____ Information shown
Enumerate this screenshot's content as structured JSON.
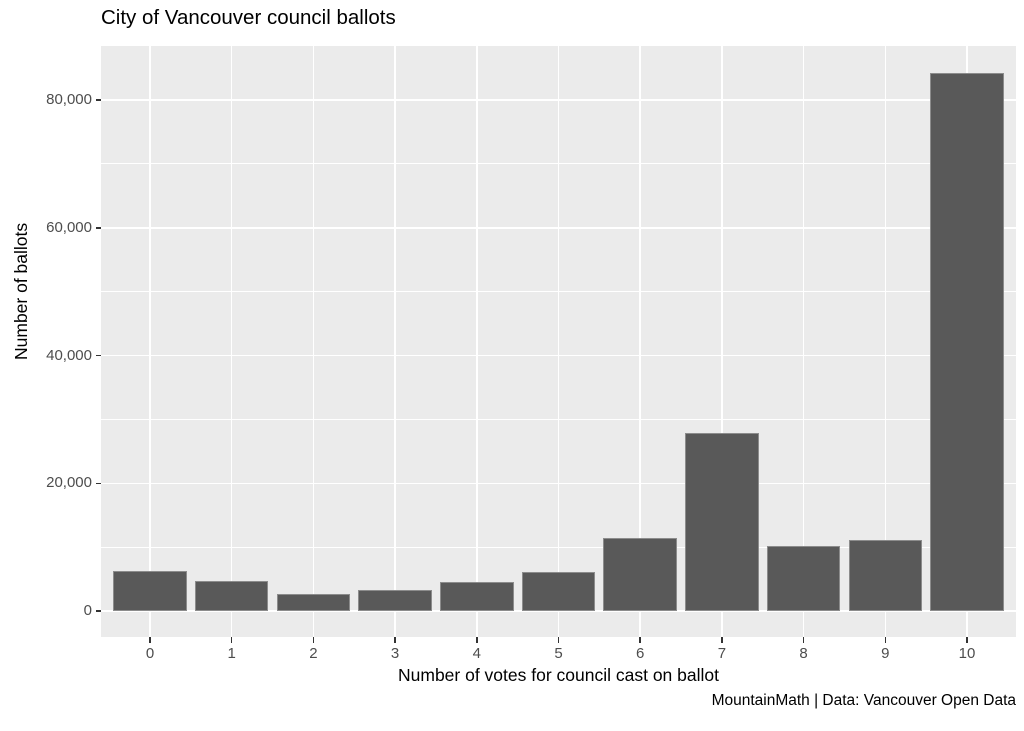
{
  "chart_data": {
    "type": "bar",
    "title": "City of Vancouver council ballots",
    "xlabel": "Number of votes for council cast on ballot",
    "ylabel": "Number of ballots",
    "caption": "MountainMath | Data: Vancouver Open Data",
    "categories": [
      "0",
      "1",
      "2",
      "3",
      "4",
      "5",
      "6",
      "7",
      "8",
      "9",
      "10"
    ],
    "values": [
      6300,
      4700,
      2600,
      3250,
      4600,
      6150,
      11400,
      27800,
      10200,
      11100,
      84300
    ],
    "y_major_ticks": [
      0,
      20000,
      40000,
      60000,
      80000
    ],
    "y_tick_labels": [
      "0",
      "20,000",
      "40,000",
      "60,000",
      "80,000"
    ],
    "y_minor_ticks": [
      10000,
      30000,
      50000,
      70000
    ],
    "ylim": [
      0,
      88400
    ],
    "legend": "none",
    "grid": "on",
    "bar_width_ratio": 0.9,
    "colors": {
      "bar_fill": "#595959",
      "bar_edge": "#8c8c8c",
      "panel_background": "#EBEBEB",
      "gridline": "#FFFFFF",
      "tick_label": "#4D4D4D",
      "tick_mark": "#333333",
      "title_text": "#000000"
    }
  }
}
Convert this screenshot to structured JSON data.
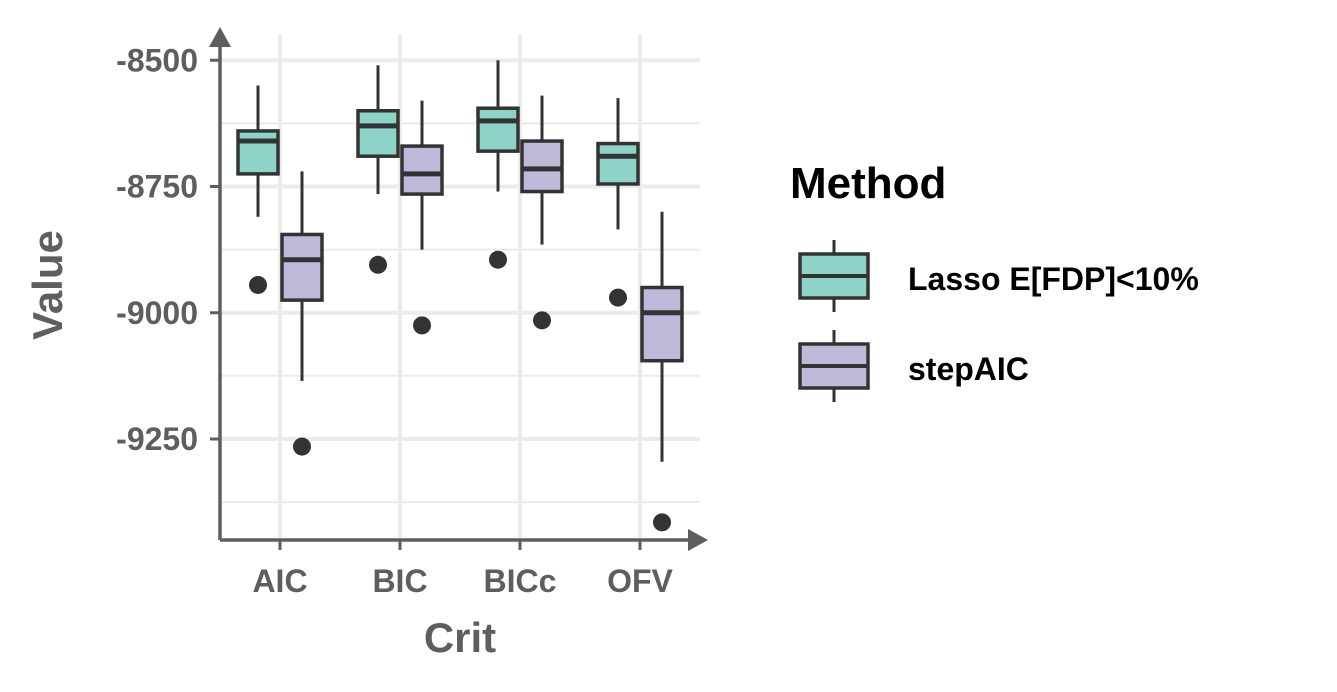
{
  "chart_data": {
    "type": "boxplot",
    "xlabel": "Crit",
    "ylabel": "Value",
    "categories": [
      "AIC",
      "BIC",
      "BICc",
      "OFV"
    ],
    "y_ticks": [
      -8500,
      -8750,
      -9000,
      -9250
    ],
    "y_tick_labels": [
      "-8500",
      "-8750",
      "-9000",
      "-9250"
    ],
    "ylim": [
      -9450,
      -8450
    ],
    "grid": true,
    "legend": {
      "title": "Method",
      "position": "right"
    },
    "series": [
      {
        "name": "Lasso E[FDP]<10%",
        "color": "#8dd3c7",
        "boxes": [
          {
            "category": "AIC",
            "whisker_low": -8810,
            "q1": -8725,
            "median": -8660,
            "q3": -8640,
            "whisker_high": -8550,
            "outliers": [
              -8945
            ]
          },
          {
            "category": "BIC",
            "whisker_low": -8765,
            "q1": -8690,
            "median": -8630,
            "q3": -8600,
            "whisker_high": -8510,
            "outliers": [
              -8905
            ]
          },
          {
            "category": "BICc",
            "whisker_low": -8760,
            "q1": -8680,
            "median": -8620,
            "q3": -8595,
            "whisker_high": -8500,
            "outliers": [
              -8895
            ]
          },
          {
            "category": "OFV",
            "whisker_low": -8835,
            "q1": -8745,
            "median": -8690,
            "q3": -8665,
            "whisker_high": -8575,
            "outliers": [
              -8970
            ]
          }
        ]
      },
      {
        "name": "stepAIC",
        "color": "#bebada",
        "boxes": [
          {
            "category": "AIC",
            "whisker_low": -9135,
            "q1": -8975,
            "median": -8895,
            "q3": -8845,
            "whisker_high": -8720,
            "outliers": [
              -9265
            ]
          },
          {
            "category": "BIC",
            "whisker_low": -8875,
            "q1": -8765,
            "median": -8725,
            "q3": -8670,
            "whisker_high": -8580,
            "outliers": [
              -9025
            ]
          },
          {
            "category": "BICc",
            "whisker_low": -8865,
            "q1": -8760,
            "median": -8715,
            "q3": -8660,
            "whisker_high": -8570,
            "outliers": [
              -9015
            ]
          },
          {
            "category": "OFV",
            "whisker_low": -9295,
            "q1": -9095,
            "median": -9000,
            "q3": -8950,
            "whisker_high": -8800,
            "outliers": [
              -9415
            ]
          }
        ]
      }
    ]
  }
}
________
→ **What is asked**: Return each line from the material above exactly, but not the pictures.

→ **The result**:
Enumerate this screenshot's content as structured JSON.
{
  "chart_data": {
    "type": "bar",
    "title": "City of Vancouver council ballots",
    "xlabel": "Number of votes for council cast on ballot",
    "ylabel": "Number of ballots",
    "caption": "MountainMath | Data: Vancouver Open Data",
    "categories": [
      "0",
      "1",
      "2",
      "3",
      "4",
      "5",
      "6",
      "7",
      "8",
      "9",
      "10"
    ],
    "values": [
      6300,
      4700,
      2600,
      3250,
      4600,
      6150,
      11400,
      27800,
      10200,
      11100,
      84300
    ],
    "y_major_ticks": [
      0,
      20000,
      40000,
      60000,
      80000
    ],
    "y_tick_labels": [
      "0",
      "20,000",
      "40,000",
      "60,000",
      "80,000"
    ],
    "y_minor_ticks": [
      10000,
      30000,
      50000,
      70000
    ],
    "ylim": [
      0,
      88400
    ],
    "legend": "none",
    "grid": "on",
    "bar_width_ratio": 0.9,
    "colors": {
      "bar_fill": "#595959",
      "bar_edge": "#8c8c8c",
      "panel_background": "#EBEBEB",
      "gridline": "#FFFFFF",
      "tick_label": "#4D4D4D",
      "tick_mark": "#333333",
      "title_text": "#000000"
    }
  }
}
Convert this screenshot to structured JSON data.
{
  "chart_data": {
    "type": "boxplot",
    "xlabel": "Crit",
    "ylabel": "Value",
    "categories": [
      "AIC",
      "BIC",
      "BICc",
      "OFV"
    ],
    "y_ticks": [
      -8500,
      -8750,
      -9000,
      -9250
    ],
    "y_tick_labels": [
      "-8500",
      "-8750",
      "-9000",
      "-9250"
    ],
    "ylim": [
      -9450,
      -8450
    ],
    "grid": true,
    "legend": {
      "title": "Method",
      "position": "right"
    },
    "series": [
      {
        "name": "Lasso E[FDP]<10%",
        "color": "#8dd3c7",
        "boxes": [
          {
            "category": "AIC",
            "whisker_low": -8810,
            "q1": -8725,
            "median": -8660,
            "q3": -8640,
            "whisker_high": -8550,
            "outliers": [
              -8945
            ]
          },
          {
            "category": "BIC",
            "whisker_low": -8765,
            "q1": -8690,
            "median": -8630,
            "q3": -8600,
            "whisker_high": -8510,
            "outliers": [
              -8905
            ]
          },
          {
            "category": "BICc",
            "whisker_low": -8760,
            "q1": -8680,
            "median": -8620,
            "q3": -8595,
            "whisker_high": -8500,
            "outliers": [
              -8895
            ]
          },
          {
            "category": "OFV",
            "whisker_low": -8835,
            "q1": -8745,
            "median": -8690,
            "q3": -8665,
            "whisker_high": -8575,
            "outliers": [
              -8970
            ]
          }
        ]
      },
      {
        "name": "stepAIC",
        "color": "#bebada",
        "boxes": [
          {
            "category": "AIC",
            "whisker_low": -9135,
            "q1": -8975,
            "median": -8895,
            "q3": -8845,
            "whisker_high": -8720,
            "outliers": [
              -9265
            ]
          },
          {
            "category": "BIC",
            "whisker_low": -8875,
            "q1": -8765,
            "median": -8725,
            "q3": -8670,
            "whisker_high": -8580,
            "outliers": [
              -9025
            ]
          },
          {
            "category": "BICc",
            "whisker_low": -8865,
            "q1": -8760,
            "median": -8715,
            "q3": -8660,
            "whisker_high": -8570,
            "outliers": [
              -9015
            ]
          },
          {
            "category": "OFV",
            "whisker_low": -9295,
            "q1": -9095,
            "median": -9000,
            "q3": -8950,
            "whisker_high": -8800,
            "outliers": [
              -9415
            ]
          }
        ]
      }
    ]
  }
}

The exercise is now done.